---------- DATA PROVIDED

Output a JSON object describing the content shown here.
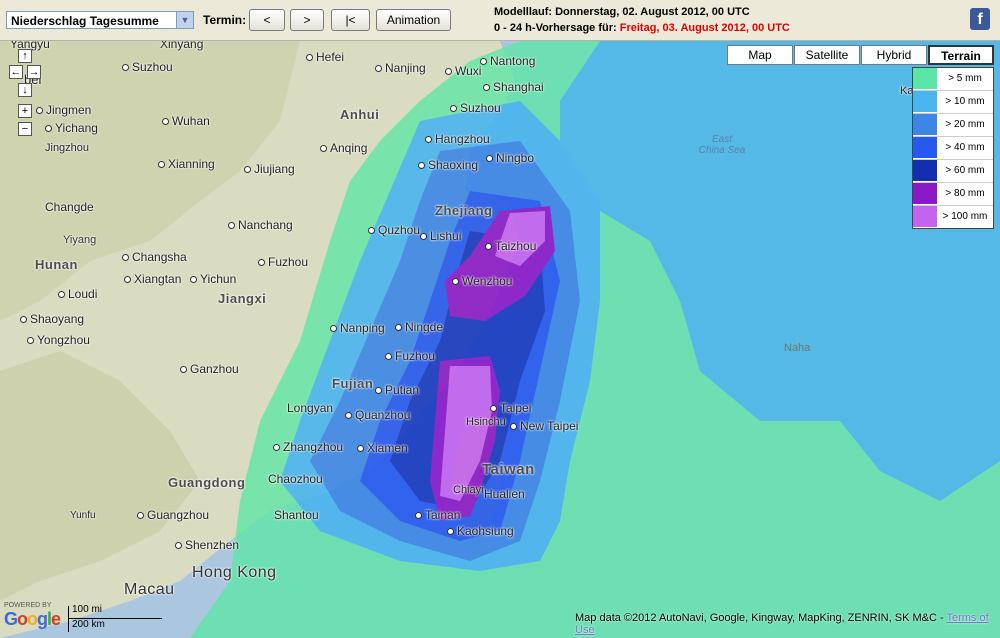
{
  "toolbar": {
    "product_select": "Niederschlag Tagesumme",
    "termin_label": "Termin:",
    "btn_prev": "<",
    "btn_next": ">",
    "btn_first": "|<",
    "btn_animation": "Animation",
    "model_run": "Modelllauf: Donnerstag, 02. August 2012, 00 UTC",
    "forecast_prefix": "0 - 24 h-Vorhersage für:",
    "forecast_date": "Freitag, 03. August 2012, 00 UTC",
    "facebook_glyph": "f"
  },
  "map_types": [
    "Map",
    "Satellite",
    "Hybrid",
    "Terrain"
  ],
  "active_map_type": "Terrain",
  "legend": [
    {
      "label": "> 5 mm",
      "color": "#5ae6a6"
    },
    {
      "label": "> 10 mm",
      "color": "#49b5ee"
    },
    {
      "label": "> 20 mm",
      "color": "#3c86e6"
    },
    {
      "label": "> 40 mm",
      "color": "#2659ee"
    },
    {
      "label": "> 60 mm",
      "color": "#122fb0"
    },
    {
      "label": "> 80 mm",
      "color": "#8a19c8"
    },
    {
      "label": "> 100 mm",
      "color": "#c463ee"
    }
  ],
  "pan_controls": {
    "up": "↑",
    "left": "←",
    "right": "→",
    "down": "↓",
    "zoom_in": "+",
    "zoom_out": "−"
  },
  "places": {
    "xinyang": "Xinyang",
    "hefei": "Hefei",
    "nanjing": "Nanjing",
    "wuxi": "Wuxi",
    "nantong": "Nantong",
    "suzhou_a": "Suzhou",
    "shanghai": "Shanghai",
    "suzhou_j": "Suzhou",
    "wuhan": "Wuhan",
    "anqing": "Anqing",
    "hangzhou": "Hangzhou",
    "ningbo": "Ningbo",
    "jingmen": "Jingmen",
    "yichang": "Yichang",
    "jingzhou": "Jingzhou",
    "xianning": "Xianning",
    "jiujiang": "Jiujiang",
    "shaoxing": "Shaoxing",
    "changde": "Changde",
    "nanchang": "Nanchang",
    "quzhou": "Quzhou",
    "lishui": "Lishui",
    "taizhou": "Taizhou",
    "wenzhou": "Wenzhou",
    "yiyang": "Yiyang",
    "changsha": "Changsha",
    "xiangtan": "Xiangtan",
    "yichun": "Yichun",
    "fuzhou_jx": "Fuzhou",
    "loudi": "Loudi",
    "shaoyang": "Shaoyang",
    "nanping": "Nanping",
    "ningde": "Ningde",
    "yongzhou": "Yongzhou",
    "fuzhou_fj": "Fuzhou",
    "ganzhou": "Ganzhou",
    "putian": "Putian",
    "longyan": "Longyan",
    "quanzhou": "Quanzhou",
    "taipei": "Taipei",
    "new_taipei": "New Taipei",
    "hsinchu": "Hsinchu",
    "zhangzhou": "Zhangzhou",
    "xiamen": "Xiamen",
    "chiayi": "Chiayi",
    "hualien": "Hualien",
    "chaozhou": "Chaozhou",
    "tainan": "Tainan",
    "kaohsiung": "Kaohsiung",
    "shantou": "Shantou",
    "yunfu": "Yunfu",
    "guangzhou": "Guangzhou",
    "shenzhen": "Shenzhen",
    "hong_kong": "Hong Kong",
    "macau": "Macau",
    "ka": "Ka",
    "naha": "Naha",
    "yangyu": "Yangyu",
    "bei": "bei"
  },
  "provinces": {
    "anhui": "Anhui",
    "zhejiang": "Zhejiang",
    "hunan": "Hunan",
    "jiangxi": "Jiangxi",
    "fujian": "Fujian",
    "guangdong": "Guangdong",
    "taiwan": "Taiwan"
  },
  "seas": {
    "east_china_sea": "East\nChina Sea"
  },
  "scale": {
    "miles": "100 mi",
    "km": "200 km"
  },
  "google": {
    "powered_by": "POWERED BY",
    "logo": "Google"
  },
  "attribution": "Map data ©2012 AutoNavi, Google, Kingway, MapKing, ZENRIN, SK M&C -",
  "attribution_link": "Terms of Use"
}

--------------------
---------- DATA PROVIDED

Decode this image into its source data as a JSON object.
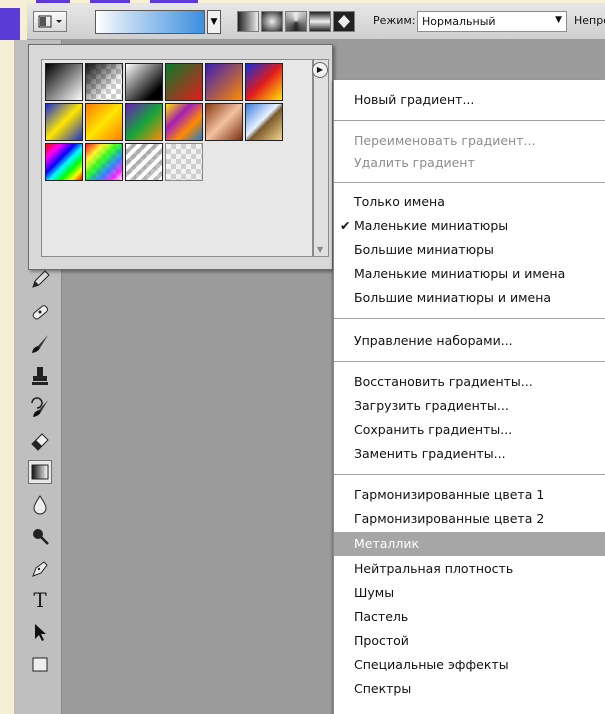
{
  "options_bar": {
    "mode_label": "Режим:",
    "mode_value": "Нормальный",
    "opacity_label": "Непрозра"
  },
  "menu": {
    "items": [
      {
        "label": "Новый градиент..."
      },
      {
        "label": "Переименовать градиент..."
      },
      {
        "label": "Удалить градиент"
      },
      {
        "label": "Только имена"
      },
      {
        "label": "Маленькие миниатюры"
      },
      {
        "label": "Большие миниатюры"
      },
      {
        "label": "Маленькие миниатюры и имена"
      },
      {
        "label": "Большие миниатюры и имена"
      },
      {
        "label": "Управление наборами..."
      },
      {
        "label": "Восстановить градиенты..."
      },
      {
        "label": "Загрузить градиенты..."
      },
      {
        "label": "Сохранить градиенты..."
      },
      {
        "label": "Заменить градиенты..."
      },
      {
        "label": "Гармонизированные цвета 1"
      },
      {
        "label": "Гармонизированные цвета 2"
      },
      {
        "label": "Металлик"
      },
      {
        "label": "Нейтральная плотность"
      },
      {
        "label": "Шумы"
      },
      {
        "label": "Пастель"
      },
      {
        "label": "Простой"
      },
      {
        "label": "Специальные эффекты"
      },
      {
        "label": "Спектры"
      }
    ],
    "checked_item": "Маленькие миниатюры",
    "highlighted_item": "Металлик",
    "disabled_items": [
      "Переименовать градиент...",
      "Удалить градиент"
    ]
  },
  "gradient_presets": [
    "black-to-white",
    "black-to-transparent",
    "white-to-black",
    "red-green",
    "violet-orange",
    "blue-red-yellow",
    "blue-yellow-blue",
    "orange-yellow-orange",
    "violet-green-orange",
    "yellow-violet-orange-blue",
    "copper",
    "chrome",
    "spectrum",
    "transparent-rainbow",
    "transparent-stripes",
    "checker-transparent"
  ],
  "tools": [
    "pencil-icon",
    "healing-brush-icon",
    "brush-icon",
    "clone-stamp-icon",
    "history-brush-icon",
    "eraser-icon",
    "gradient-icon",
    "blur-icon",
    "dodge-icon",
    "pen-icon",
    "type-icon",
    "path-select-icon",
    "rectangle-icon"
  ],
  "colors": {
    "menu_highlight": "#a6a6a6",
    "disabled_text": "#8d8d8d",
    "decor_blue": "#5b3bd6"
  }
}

--------------------

> _WORK TO DO_
From the entries above, collect every line with the string "Taipei" in it.

> _TASK RESULT_
    "taipei": "Taipei",
    "new_taipei": "New Taipei",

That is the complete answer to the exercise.